- GOAL OF THE EXERCISE
Find the lines holding the string "this" in the data, then copy all of them.
##############################
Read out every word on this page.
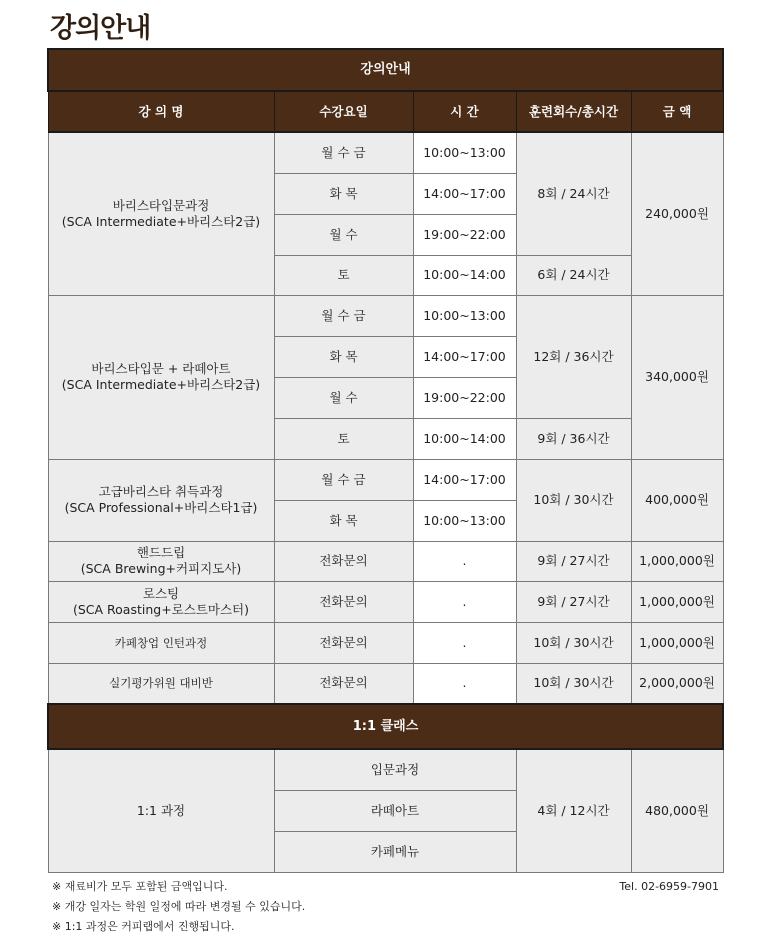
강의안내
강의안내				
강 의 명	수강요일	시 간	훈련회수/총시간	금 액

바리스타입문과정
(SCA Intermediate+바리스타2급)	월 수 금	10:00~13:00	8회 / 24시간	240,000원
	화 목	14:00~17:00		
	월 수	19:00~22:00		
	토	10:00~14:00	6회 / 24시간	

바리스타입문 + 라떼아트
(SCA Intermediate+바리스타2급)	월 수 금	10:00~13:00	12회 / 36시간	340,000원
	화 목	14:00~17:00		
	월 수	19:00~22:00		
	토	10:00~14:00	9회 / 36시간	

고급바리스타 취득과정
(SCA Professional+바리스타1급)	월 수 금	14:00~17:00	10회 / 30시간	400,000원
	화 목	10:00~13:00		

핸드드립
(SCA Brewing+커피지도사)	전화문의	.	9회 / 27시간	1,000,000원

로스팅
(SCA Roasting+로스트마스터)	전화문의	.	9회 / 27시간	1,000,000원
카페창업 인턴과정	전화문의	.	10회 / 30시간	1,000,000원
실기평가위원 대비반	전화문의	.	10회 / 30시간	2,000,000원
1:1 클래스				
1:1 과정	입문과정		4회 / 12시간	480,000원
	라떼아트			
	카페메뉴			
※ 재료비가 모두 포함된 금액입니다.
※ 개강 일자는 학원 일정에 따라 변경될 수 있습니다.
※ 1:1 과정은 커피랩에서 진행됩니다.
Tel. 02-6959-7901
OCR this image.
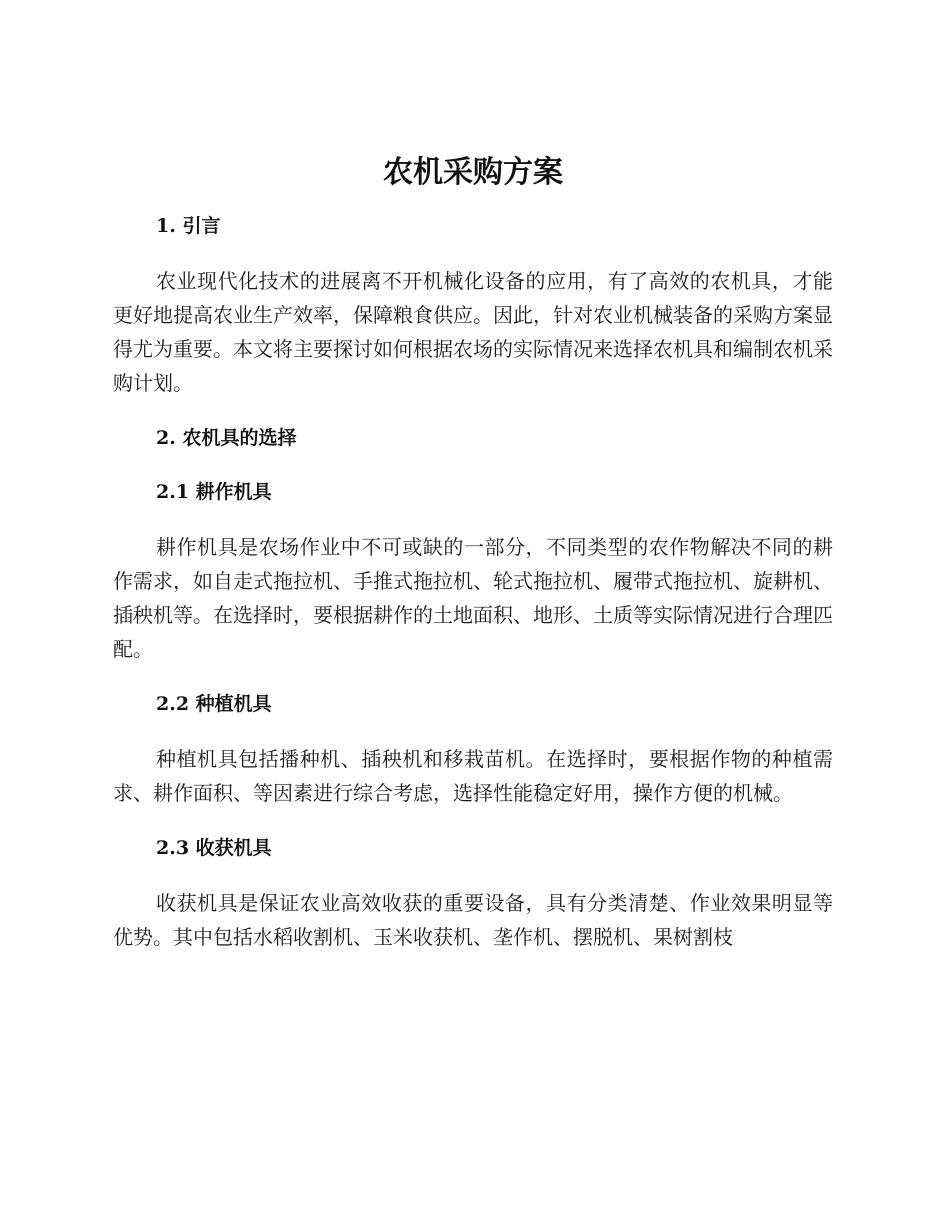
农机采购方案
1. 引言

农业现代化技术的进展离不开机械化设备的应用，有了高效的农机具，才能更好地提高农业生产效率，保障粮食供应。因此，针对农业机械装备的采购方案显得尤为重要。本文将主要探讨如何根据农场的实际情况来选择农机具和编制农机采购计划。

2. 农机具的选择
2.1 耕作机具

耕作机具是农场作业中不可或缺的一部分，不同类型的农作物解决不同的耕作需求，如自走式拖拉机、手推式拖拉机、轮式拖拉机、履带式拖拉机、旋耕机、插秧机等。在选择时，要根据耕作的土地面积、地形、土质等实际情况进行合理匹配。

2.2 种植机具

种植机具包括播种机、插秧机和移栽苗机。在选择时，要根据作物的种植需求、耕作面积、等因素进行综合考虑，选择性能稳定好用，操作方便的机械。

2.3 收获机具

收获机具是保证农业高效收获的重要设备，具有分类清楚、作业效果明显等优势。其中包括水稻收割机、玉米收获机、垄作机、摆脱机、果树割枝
##############################
- WORKED ANSWER
Read out every word on this page.
OCR this image.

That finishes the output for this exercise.